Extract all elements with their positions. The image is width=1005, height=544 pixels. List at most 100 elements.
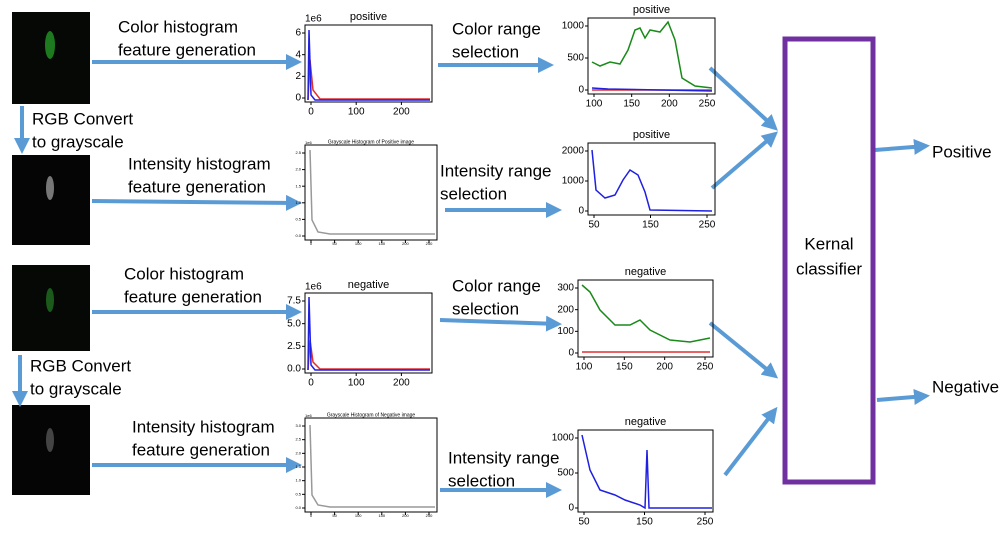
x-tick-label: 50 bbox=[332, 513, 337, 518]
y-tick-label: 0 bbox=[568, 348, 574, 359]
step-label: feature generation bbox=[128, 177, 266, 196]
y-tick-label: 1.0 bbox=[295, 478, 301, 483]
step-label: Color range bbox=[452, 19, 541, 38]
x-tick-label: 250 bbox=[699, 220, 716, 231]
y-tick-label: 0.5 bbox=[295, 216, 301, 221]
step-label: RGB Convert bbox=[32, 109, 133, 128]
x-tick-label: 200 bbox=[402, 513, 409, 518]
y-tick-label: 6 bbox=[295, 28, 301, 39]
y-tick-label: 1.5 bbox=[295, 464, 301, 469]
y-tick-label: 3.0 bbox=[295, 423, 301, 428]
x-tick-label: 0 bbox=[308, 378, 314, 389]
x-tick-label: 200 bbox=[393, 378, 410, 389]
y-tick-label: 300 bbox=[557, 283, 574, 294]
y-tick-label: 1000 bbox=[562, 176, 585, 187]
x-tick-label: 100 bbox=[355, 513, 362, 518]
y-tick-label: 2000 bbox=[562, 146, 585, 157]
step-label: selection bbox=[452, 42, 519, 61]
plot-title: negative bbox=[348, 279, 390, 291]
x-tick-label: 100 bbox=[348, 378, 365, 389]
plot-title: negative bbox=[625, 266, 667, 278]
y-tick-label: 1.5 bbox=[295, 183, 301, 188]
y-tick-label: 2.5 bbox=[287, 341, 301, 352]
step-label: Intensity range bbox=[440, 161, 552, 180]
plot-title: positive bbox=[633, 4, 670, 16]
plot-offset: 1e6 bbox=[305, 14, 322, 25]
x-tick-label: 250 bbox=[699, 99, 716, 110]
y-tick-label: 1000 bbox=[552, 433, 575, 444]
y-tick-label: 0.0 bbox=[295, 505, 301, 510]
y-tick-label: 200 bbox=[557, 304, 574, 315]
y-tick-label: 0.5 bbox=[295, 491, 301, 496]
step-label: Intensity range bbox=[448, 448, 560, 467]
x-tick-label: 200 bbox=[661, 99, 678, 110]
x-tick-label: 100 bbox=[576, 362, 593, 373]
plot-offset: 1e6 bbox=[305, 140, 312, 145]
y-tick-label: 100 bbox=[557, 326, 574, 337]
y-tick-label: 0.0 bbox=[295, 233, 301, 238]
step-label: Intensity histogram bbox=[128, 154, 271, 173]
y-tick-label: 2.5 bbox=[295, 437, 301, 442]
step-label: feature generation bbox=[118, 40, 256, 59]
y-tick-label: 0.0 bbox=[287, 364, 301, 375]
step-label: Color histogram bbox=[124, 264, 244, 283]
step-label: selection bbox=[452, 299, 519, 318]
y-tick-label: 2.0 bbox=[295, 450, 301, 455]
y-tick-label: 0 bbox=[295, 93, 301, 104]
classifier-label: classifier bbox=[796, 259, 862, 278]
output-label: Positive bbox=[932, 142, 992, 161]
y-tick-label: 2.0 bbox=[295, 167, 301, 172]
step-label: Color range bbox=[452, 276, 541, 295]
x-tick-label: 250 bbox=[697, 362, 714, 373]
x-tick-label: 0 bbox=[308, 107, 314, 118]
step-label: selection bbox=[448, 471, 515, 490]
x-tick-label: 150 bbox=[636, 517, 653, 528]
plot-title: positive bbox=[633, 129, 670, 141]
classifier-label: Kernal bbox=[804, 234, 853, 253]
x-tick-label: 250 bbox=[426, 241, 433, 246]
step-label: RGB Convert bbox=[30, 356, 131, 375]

▸ Aim of the exercise
Change each "selection" in these lines to "filtering" and keep everything else as it is. Leave the pictures out of your answer.

▸ Solved problem
Extract all elements with their positions. The image is width=1005, height=544 pixels. List at most 100 elements.
x-tick-label: 50 bbox=[332, 513, 337, 518]
y-tick-label: 0 bbox=[568, 348, 574, 359]
step-label: feature generation bbox=[128, 177, 266, 196]
y-tick-label: 1.0 bbox=[295, 478, 301, 483]
step-label: Color range bbox=[452, 19, 541, 38]
x-tick-label: 250 bbox=[699, 220, 716, 231]
y-tick-label: 0.5 bbox=[295, 216, 301, 221]
step-label: RGB Convert bbox=[32, 109, 133, 128]
x-tick-label: 200 bbox=[402, 513, 409, 518]
y-tick-label: 6 bbox=[295, 28, 301, 39]
y-tick-label: 1.5 bbox=[295, 464, 301, 469]
y-tick-label: 3.0 bbox=[295, 423, 301, 428]
x-tick-label: 0 bbox=[308, 378, 314, 389]
x-tick-label: 200 bbox=[393, 378, 410, 389]
y-tick-label: 300 bbox=[557, 283, 574, 294]
y-tick-label: 1000 bbox=[562, 176, 585, 187]
x-tick-label: 100 bbox=[355, 513, 362, 518]
y-tick-label: 2000 bbox=[562, 146, 585, 157]
step-label: filtering bbox=[452, 42, 519, 61]
plot-title: negative bbox=[348, 279, 390, 291]
x-tick-label: 100 bbox=[348, 378, 365, 389]
plot-title: negative bbox=[625, 266, 667, 278]
y-tick-label: 1.5 bbox=[295, 183, 301, 188]
y-tick-label: 2.5 bbox=[287, 341, 301, 352]
step-label: Intensity range bbox=[440, 161, 552, 180]
plot-title: positive bbox=[633, 4, 670, 16]
plot-offset: 1e6 bbox=[305, 14, 322, 25]
x-tick-label: 250 bbox=[699, 99, 716, 110]
y-tick-label: 1000 bbox=[552, 433, 575, 444]
y-tick-label: 0.0 bbox=[295, 505, 301, 510]
y-tick-label: 200 bbox=[557, 304, 574, 315]
y-tick-label: 0.5 bbox=[295, 491, 301, 496]
step-label: Intensity range bbox=[448, 448, 560, 467]
x-tick-label: 200 bbox=[661, 99, 678, 110]
x-tick-label: 100 bbox=[576, 362, 593, 373]
plot-offset: 1e6 bbox=[305, 140, 312, 145]
y-tick-label: 100 bbox=[557, 326, 574, 337]
y-tick-label: 0.0 bbox=[295, 233, 301, 238]
step-label: Intensity histogram bbox=[128, 154, 271, 173]
y-tick-label: 2.5 bbox=[295, 437, 301, 442]
step-label: feature generation bbox=[118, 40, 256, 59]
y-tick-label: 0.0 bbox=[287, 364, 301, 375]
step-label: Color histogram bbox=[124, 264, 244, 283]
step-label: filtering bbox=[452, 299, 519, 318]
y-tick-label: 2.0 bbox=[295, 450, 301, 455]
y-tick-label: 0 bbox=[295, 93, 301, 104]
classifier-label: classifier bbox=[796, 259, 862, 278]
output-label: Positive bbox=[932, 142, 992, 161]
y-tick-label: 2.0 bbox=[295, 167, 301, 172]
step-label: Color range bbox=[452, 276, 541, 295]
x-tick-label: 250 bbox=[697, 362, 714, 373]
x-tick-label: 0 bbox=[308, 107, 314, 118]
step-label: filtering bbox=[448, 471, 515, 490]
x-tick-label: 150 bbox=[636, 517, 653, 528]
plot-title: positive bbox=[633, 129, 670, 141]
classifier-label: Kernal bbox=[804, 234, 853, 253]
x-tick-label: 250 bbox=[426, 241, 433, 246]
step-label: RGB Convert bbox=[30, 356, 131, 375]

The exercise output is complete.